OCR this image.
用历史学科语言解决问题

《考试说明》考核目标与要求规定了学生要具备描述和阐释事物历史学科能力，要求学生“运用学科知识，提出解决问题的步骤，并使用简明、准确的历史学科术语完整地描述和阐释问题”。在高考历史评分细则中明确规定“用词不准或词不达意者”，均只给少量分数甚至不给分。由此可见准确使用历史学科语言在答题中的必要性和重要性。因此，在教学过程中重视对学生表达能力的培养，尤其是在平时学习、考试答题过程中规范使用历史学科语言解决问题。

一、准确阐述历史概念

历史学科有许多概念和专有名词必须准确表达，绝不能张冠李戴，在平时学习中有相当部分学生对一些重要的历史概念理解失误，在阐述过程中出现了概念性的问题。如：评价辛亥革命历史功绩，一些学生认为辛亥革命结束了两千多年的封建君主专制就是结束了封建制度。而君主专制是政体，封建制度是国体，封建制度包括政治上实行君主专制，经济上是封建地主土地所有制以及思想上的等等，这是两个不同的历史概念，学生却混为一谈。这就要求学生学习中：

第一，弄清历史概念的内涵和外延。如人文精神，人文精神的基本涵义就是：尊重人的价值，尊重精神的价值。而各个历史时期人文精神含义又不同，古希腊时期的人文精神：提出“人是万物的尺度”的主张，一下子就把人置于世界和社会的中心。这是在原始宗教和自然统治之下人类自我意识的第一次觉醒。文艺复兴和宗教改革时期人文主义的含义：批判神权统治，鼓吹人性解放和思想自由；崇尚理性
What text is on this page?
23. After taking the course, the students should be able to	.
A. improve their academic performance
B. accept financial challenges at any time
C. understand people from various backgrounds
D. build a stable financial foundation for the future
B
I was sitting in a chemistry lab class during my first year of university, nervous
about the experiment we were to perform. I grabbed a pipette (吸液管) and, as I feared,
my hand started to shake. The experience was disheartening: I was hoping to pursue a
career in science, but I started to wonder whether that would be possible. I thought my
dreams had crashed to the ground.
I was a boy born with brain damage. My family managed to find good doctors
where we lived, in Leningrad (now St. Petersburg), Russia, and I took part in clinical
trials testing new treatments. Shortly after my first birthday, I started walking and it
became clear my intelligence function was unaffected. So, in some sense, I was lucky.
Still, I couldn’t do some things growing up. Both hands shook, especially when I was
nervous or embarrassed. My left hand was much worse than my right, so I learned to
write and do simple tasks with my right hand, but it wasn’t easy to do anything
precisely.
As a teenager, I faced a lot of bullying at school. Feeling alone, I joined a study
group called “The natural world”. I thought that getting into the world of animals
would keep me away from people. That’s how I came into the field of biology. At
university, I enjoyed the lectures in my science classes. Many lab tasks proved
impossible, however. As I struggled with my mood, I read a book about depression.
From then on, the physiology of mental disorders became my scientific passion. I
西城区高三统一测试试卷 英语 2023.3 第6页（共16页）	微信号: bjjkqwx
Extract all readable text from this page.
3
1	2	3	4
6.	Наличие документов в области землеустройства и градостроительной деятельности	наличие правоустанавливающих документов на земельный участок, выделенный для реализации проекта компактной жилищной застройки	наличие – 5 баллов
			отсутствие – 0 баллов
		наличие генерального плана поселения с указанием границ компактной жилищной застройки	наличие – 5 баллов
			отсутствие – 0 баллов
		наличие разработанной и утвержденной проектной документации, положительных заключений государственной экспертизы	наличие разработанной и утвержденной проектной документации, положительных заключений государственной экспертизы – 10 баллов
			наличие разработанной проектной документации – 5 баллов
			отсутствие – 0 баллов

▸ INSTRUCTIONS FOR THE TASK: Find the lines containing "into" and pull them out.

▸ CORRECT OUTPUT:
group called “The natural world”. I thought that getting into the world of animals
would keep me away from people. That’s how I came into the field of biology. At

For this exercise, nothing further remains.